What to work on: Can you copy the listing word for word, from the line with "data-point-triangle <box>361 129" to the line with "data-point-circle <box>718 562 736 579</box>", including both of those lines?

--- start of Given data ---

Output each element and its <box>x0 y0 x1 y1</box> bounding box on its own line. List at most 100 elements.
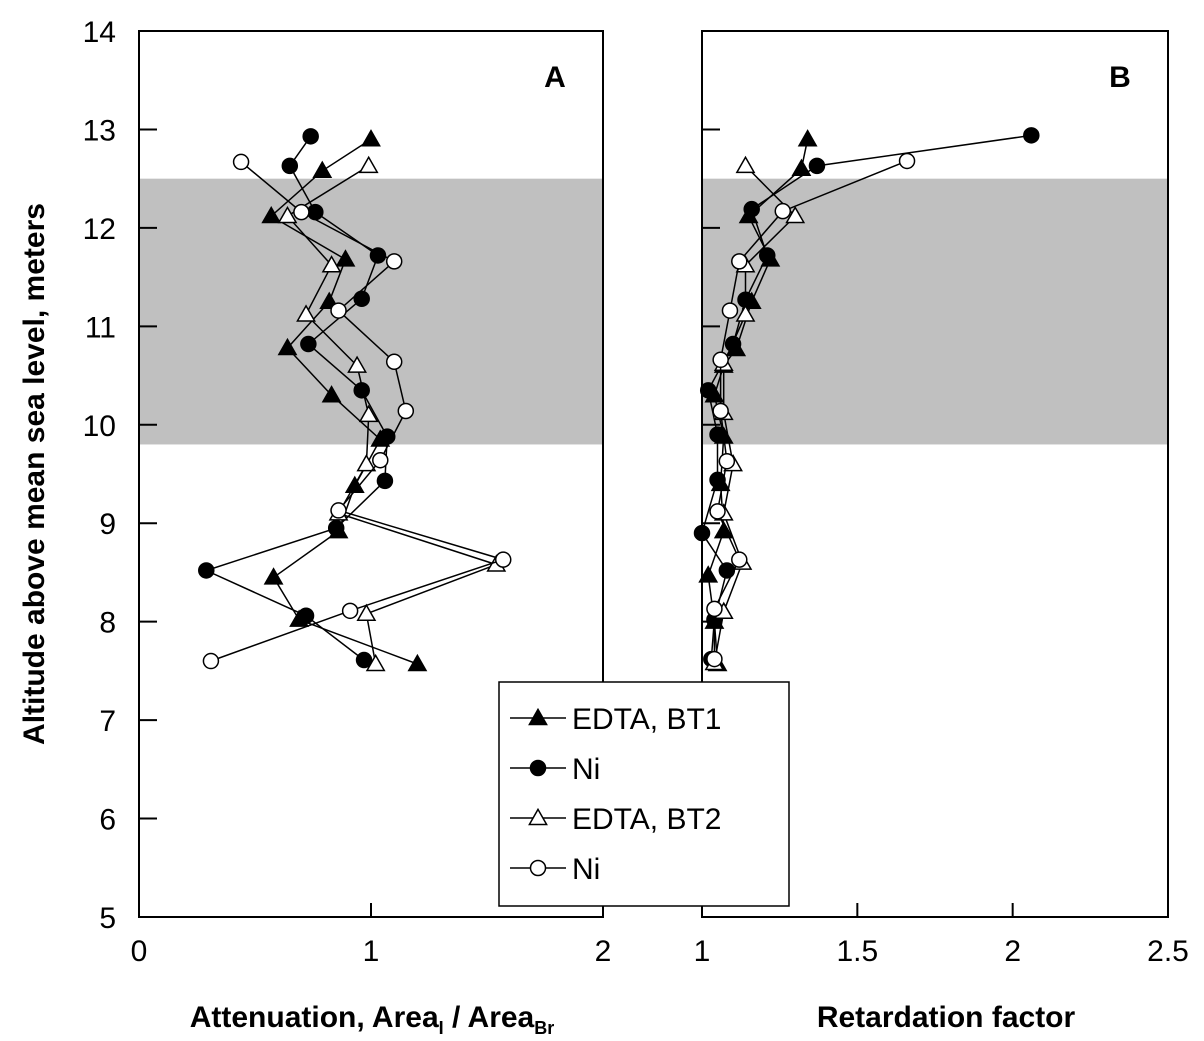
data-point-triangle <box>361 129 381 147</box>
y-tick-label: 14 <box>83 16 116 49</box>
data-point-circle <box>706 600 723 618</box>
data-point-circle <box>721 302 739 319</box>
data-point-circle <box>385 353 403 371</box>
data-point-triangle <box>528 807 548 826</box>
panel-a-label: A <box>544 61 566 94</box>
data-point-triangle <box>797 129 818 147</box>
data-point-circle <box>774 202 792 220</box>
data-point-circle <box>731 253 748 270</box>
data-point-triangle <box>347 355 367 373</box>
data-point-circle <box>341 602 359 620</box>
data-point-circle <box>302 128 319 145</box>
panel-b-x-tick-label: 2.5 <box>1147 935 1189 968</box>
legend-label: EDTA, BT1 <box>572 703 721 736</box>
legend-entry: Ni <box>510 753 600 786</box>
data-point-triangle <box>296 304 316 322</box>
data-point-triangle <box>263 567 284 585</box>
data-point-triangle <box>698 565 719 583</box>
data-point-circle <box>718 562 736 579</box>
y-tick-label: 6 <box>99 804 116 837</box>
data-point-triangle <box>735 304 756 322</box>
data-point-circle <box>202 652 220 670</box>
data-point-circle <box>529 759 547 777</box>
data-point-circle <box>293 203 310 221</box>
data-point-circle <box>232 153 250 171</box>
data-series <box>198 127 1040 672</box>
data-point-triangle <box>335 249 356 267</box>
data-point-triangle <box>735 155 756 174</box>
data-point-circle <box>743 200 760 218</box>
data-point-circle <box>709 471 726 489</box>
panel-a-series-2 <box>277 155 507 672</box>
panel-a-x-tick-label: 0 <box>131 935 148 968</box>
y-tick-label: 9 <box>99 508 116 541</box>
y-tick-label: 10 <box>83 410 116 443</box>
data-point-circle <box>330 502 347 519</box>
data-point-triangle <box>407 653 428 672</box>
data-point-triangle <box>785 205 806 224</box>
data-point-triangle <box>277 337 298 356</box>
legend-entry: EDTA, BT1 <box>510 703 721 736</box>
data-point-triangle <box>321 385 342 403</box>
data-point-triangle <box>528 707 548 726</box>
data-point-triangle <box>356 603 377 622</box>
legend-entry: EDTA, BT2 <box>510 803 721 836</box>
axis-ticks <box>138 30 1169 918</box>
y-tick-label: 13 <box>83 114 116 147</box>
data-point-triangle <box>365 653 386 672</box>
data-point-circle <box>529 859 547 877</box>
data-point-triangle <box>358 404 379 423</box>
data-point-circle <box>397 402 415 420</box>
y-tick-label: 8 <box>99 607 116 640</box>
data-point-triangle <box>356 454 377 472</box>
data-point-circle <box>718 452 736 470</box>
legend-label: EDTA, BT2 <box>572 803 721 836</box>
panel-b-frame <box>701 30 1169 918</box>
legend: EDTA, BT1 Ni EDTA, BT2 Ni <box>498 681 790 907</box>
y-tick-label: 5 <box>99 902 116 935</box>
data-point-triangle <box>312 160 333 179</box>
data-point-triangle <box>261 205 282 224</box>
panel-b-shaded-band <box>702 178 1168 445</box>
data-point-circle <box>369 247 387 264</box>
x-title-mid: / Area <box>444 1001 535 1034</box>
panel-b-x-tick-label: 1 <box>694 935 711 968</box>
x-title-sub-i: I <box>439 1018 444 1038</box>
panel-b-series-3 <box>706 152 916 668</box>
legend-label: Ni <box>572 753 600 786</box>
series-line <box>707 139 809 665</box>
data-point-circle <box>731 551 748 568</box>
data-point-circle <box>758 247 776 264</box>
legend-label: Ni <box>572 853 600 886</box>
data-point-circle <box>297 607 315 625</box>
data-point-circle <box>699 382 717 399</box>
panel-b-x-tick-label: 2 <box>1004 935 1021 968</box>
data-point-circle <box>808 157 826 175</box>
y-tick-label: 11 <box>85 311 116 344</box>
y-tick-label: 12 <box>83 213 116 246</box>
panel-a-x-axis-title: Attenuation, AreaI / AreaBr <box>190 1001 555 1038</box>
data-point-circle <box>706 650 723 668</box>
panel-a-x-tick-label: 2 <box>595 935 612 968</box>
data-point-circle <box>1023 127 1040 144</box>
data-point-circle <box>198 562 215 579</box>
y-tick-label: 7 <box>99 705 116 738</box>
panel-b-x-tick-label: 1.5 <box>836 935 878 968</box>
data-point-triangle <box>358 155 379 174</box>
data-point-circle <box>330 302 347 319</box>
data-point-circle <box>353 290 370 308</box>
x-title-main: Attenuation, Area <box>190 1001 439 1034</box>
data-point-circle <box>712 351 729 369</box>
data-point-circle <box>709 503 726 520</box>
data-point-circle <box>709 426 726 443</box>
panel-b-label: B <box>1109 61 1131 94</box>
y-axis-title: Altitude above mean sea level, meters <box>18 203 51 745</box>
panel-a-series-3 <box>202 153 512 670</box>
data-point-circle <box>898 152 916 170</box>
data-point-circle <box>494 551 512 568</box>
data-point-triangle <box>277 205 298 224</box>
panel-a-shaded-band <box>139 178 603 445</box>
panel-b-x-axis-title: Retardation factor <box>817 1001 1076 1034</box>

--- end of Given data ---

Task response:
data-point-triangle <box>361 129 381 147</box>
y-tick-label: 14 <box>83 16 116 49</box>
data-point-circle <box>706 600 723 618</box>
data-point-circle <box>721 302 739 319</box>
data-point-circle <box>385 353 403 371</box>
data-point-triangle <box>528 807 548 826</box>
panel-a-label: A <box>544 61 566 94</box>
data-point-triangle <box>797 129 818 147</box>
data-point-circle <box>774 202 792 220</box>
data-point-circle <box>731 253 748 270</box>
data-point-triangle <box>347 355 367 373</box>
data-point-circle <box>341 602 359 620</box>
data-point-circle <box>302 128 319 145</box>
panel-b-x-tick-label: 2.5 <box>1147 935 1189 968</box>
legend-label: EDTA, BT1 <box>572 703 721 736</box>
legend-entry: Ni <box>510 753 600 786</box>
data-point-triangle <box>296 304 316 322</box>
data-point-triangle <box>263 567 284 585</box>
data-point-triangle <box>698 565 719 583</box>
data-point-circle <box>718 562 736 579</box>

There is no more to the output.